_The exercise_. Reproduce every line of the records below word for word, with nothing changed.
##### Task material
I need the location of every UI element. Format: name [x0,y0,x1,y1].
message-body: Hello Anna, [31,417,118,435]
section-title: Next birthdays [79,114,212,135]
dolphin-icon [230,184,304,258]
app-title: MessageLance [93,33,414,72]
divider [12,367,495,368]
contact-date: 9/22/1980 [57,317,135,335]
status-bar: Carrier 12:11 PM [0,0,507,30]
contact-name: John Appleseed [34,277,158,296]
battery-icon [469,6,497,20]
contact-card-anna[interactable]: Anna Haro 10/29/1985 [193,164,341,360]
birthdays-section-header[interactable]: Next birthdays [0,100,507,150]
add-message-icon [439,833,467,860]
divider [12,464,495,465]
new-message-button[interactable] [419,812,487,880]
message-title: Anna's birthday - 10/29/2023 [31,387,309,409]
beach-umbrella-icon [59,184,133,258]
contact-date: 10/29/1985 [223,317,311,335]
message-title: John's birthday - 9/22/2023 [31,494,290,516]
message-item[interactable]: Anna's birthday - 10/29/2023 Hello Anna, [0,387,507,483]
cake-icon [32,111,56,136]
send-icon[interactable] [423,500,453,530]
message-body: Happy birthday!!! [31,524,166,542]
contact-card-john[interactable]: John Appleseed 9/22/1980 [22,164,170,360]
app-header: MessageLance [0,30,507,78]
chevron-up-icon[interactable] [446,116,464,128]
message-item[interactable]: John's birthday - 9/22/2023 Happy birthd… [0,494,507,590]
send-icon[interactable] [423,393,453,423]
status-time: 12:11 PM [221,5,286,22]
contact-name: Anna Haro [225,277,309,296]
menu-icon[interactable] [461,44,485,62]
##########
_The result_.
I need the location of every UI element. Format: name [x0,y0,x1,y1].
message-body: Hello Anna, [31,417,118,435]
section-title: Next birthdays [79,114,212,135]
dolphin-icon [230,184,304,258]
app-title: MessageLance [93,33,414,72]
divider [12,367,495,368]
contact-date: 9/22/1980 [57,317,135,335]
status-bar: Carrier 12:11 PM [0,0,507,30]
contact-name: John Appleseed [34,277,158,296]
battery-icon [469,6,497,20]
contact-card-anna[interactable]: Anna Haro 10/29/1985 [193,164,341,360]
birthdays-section-header[interactable]: Next birthdays [0,100,507,150]
add-message-icon [439,833,467,860]
divider [12,464,495,465]
new-message-button[interactable] [419,812,487,880]
message-title: Anna's birthday - 10/29/2023 [31,387,309,409]
beach-umbrella-icon [59,184,133,258]
contact-date: 10/29/1985 [223,317,311,335]
message-title: John's birthday - 9/22/2023 [31,494,290,516]
message-item[interactable]: Anna's birthday - 10/29/2023 Hello Anna, [0,387,507,483]
cake-icon [32,111,56,136]
send-icon[interactable] [423,500,453,530]
message-body: Happy birthday!!! [31,524,166,542]
contact-card-john[interactable]: John Appleseed 9/22/1980 [22,164,170,360]
app-header: MessageLance [0,30,507,78]
chevron-up-icon[interactable] [446,116,464,128]
message-item[interactable]: John's birthday - 9/22/2023 Happy birthd… [0,494,507,590]
send-icon[interactable] [423,393,453,423]
status-time: 12:11 PM [221,5,286,22]
contact-name: Anna Haro [225,277,309,296]
menu-icon[interactable] [461,44,485,62]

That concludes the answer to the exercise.